= Beginning of Section =

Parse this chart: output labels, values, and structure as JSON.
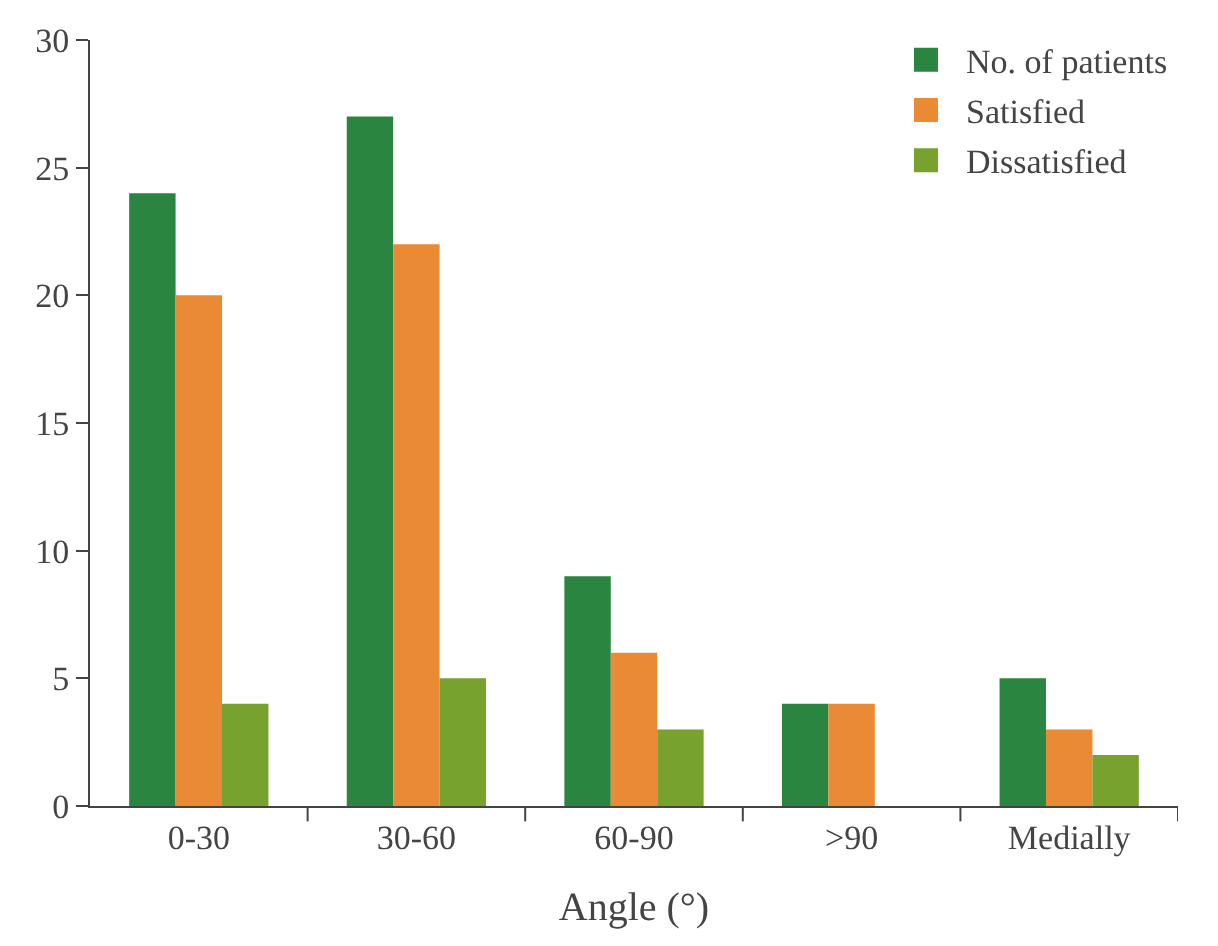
{
  "chart_data": {
    "type": "bar",
    "xlabel": "Angle (°)",
    "categories": [
      "0-30",
      "30-60",
      "60-90",
      ">90",
      "Medially"
    ],
    "series": [
      {
        "name": "No. of patients",
        "color": "#2a8540",
        "values": [
          24,
          27,
          9,
          4,
          5
        ]
      },
      {
        "name": "Satisfied",
        "color": "#ea8a35",
        "values": [
          20,
          22,
          6,
          4,
          3
        ]
      },
      {
        "name": "Dissatisfied",
        "color": "#77a22e",
        "values": [
          4,
          5,
          3,
          null,
          2
        ]
      }
    ],
    "ylim": [
      0,
      30
    ],
    "yticks": [
      0,
      5,
      10,
      15,
      20,
      25,
      30
    ],
    "grid": false,
    "legend": "top right"
  }
}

= End of Section =

Problem to work on:
Every line of the listing that holds the string "color" counts once. Give the total alone.

Written answer:
3